* [WHAT THIS TASK INVOLVES] Exclude any images and output the remaining records exactly.

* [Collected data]

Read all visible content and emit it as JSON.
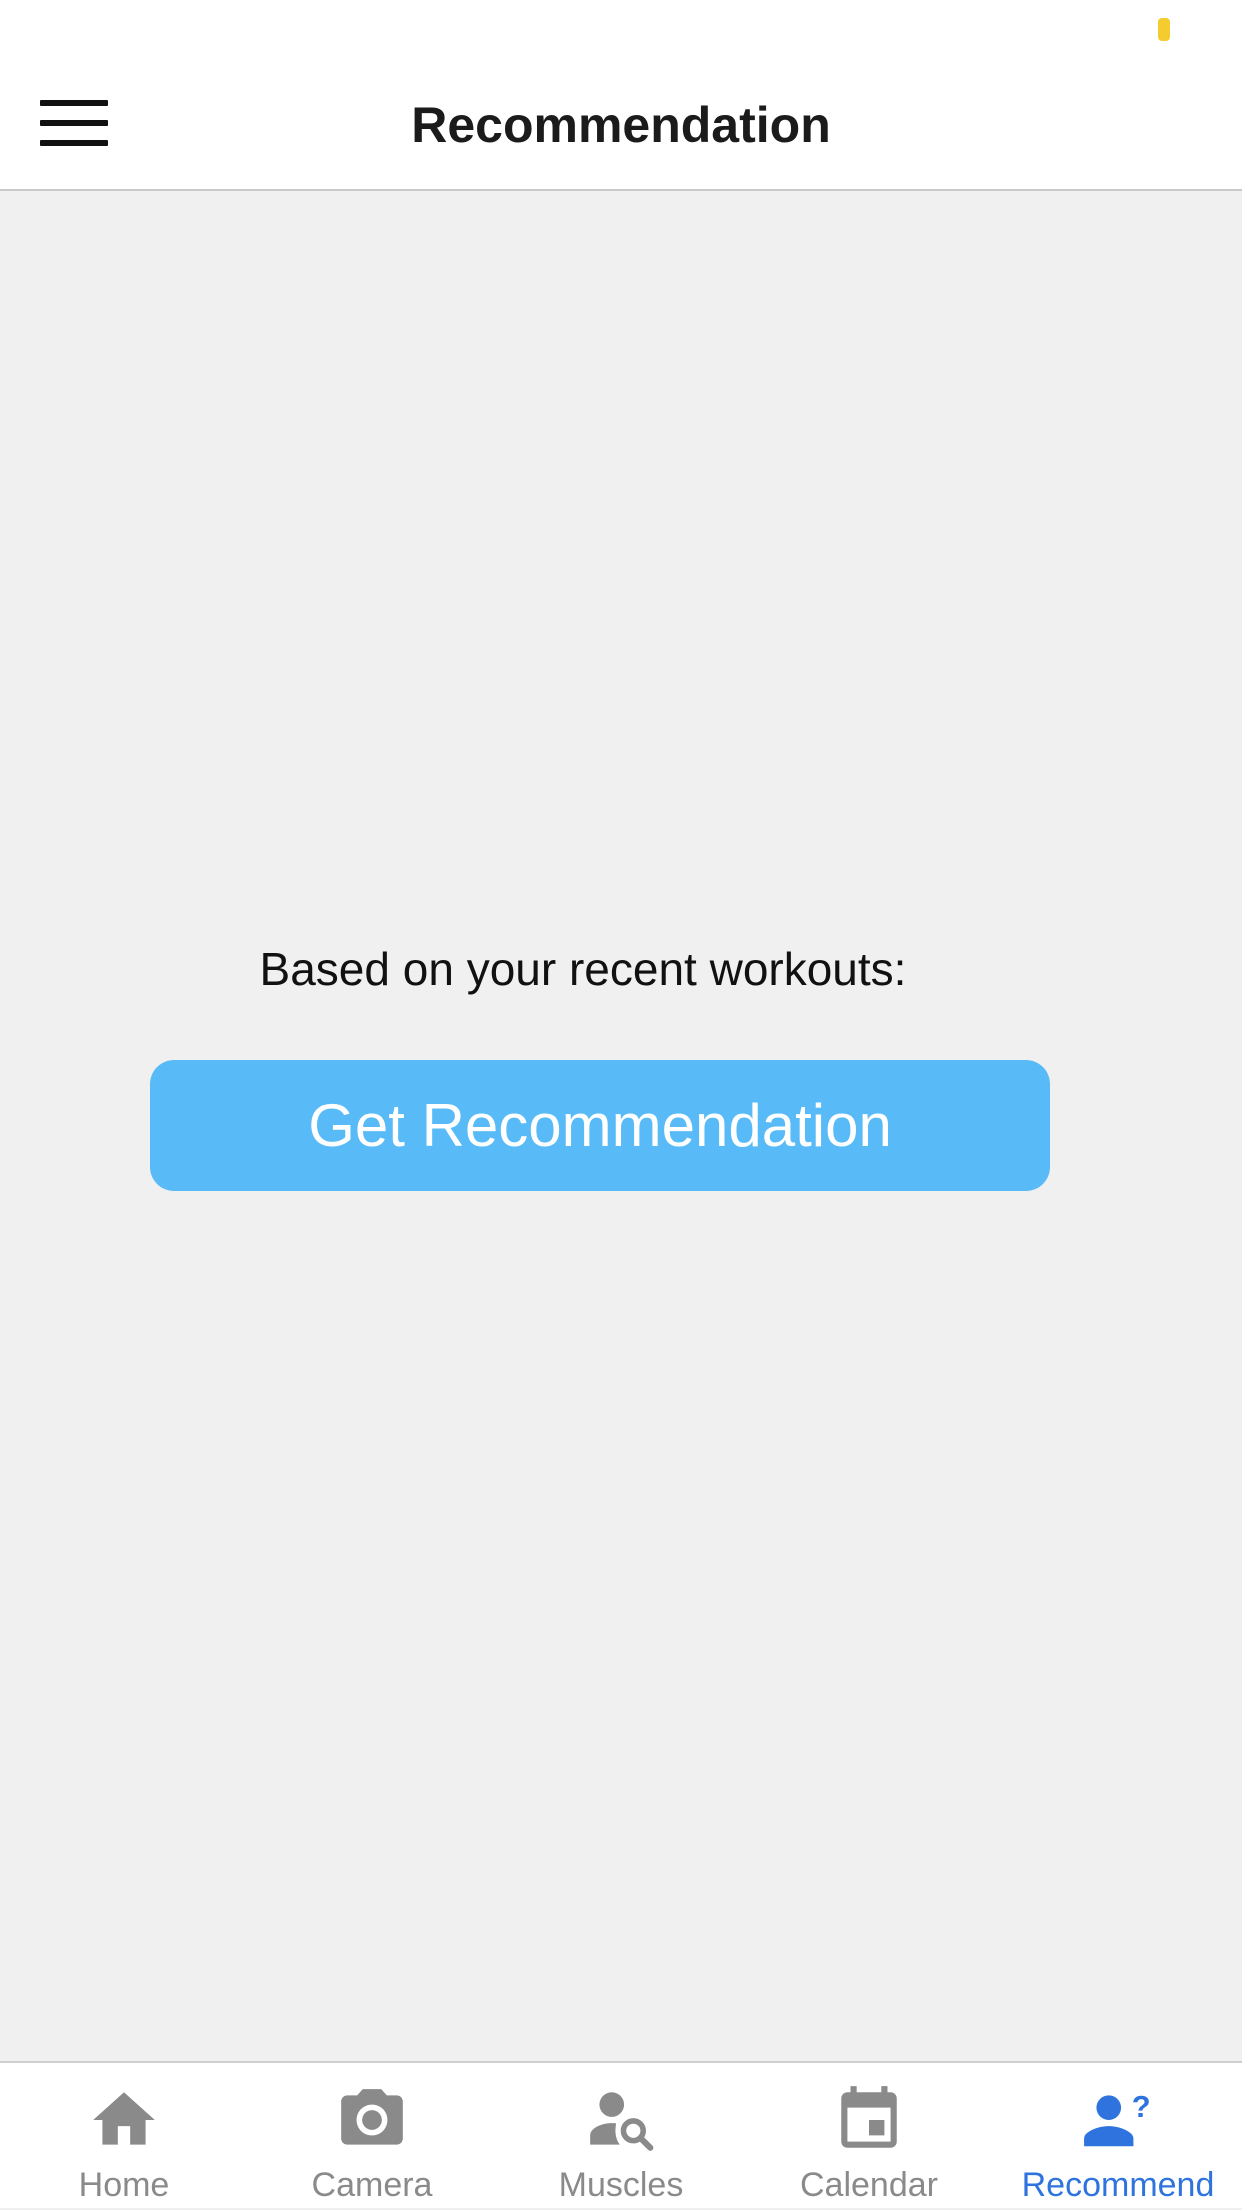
{
  "header": {
    "title": "Recommendation",
    "menu_icon": "hamburger-menu-icon"
  },
  "main": {
    "prompt": "Based on your recent workouts:",
    "button_label": "Get Recommendation"
  },
  "tabs": [
    {
      "label": "Home",
      "icon": "home-icon",
      "active": false
    },
    {
      "label": "Camera",
      "icon": "camera-icon",
      "active": false
    },
    {
      "label": "Muscles",
      "icon": "person-search-icon",
      "active": false
    },
    {
      "label": "Calendar",
      "icon": "calendar-icon",
      "active": false
    },
    {
      "label": "Recommend",
      "icon": "person-question-icon",
      "active": true
    }
  ],
  "colors": {
    "accent": "#2f74de",
    "button": "#58bbf7",
    "inactive": "#8a8a8a",
    "background": "#f0f0f0",
    "battery": "#f5cc2e"
  }
}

* [EXERCISE RESPONSE]
Read all visible content and emit it as JSON.
{
  "header": {
    "title": "Recommendation",
    "menu_icon": "hamburger-menu-icon"
  },
  "main": {
    "prompt": "Based on your recent workouts:",
    "button_label": "Get Recommendation"
  },
  "tabs": [
    {
      "label": "Home",
      "icon": "home-icon",
      "active": false
    },
    {
      "label": "Camera",
      "icon": "camera-icon",
      "active": false
    },
    {
      "label": "Muscles",
      "icon": "person-search-icon",
      "active": false
    },
    {
      "label": "Calendar",
      "icon": "calendar-icon",
      "active": false
    },
    {
      "label": "Recommend",
      "icon": "person-question-icon",
      "active": true
    }
  ],
  "colors": {
    "accent": "#2f74de",
    "button": "#58bbf7",
    "inactive": "#8a8a8a",
    "background": "#f0f0f0",
    "battery": "#f5cc2e"
  }
}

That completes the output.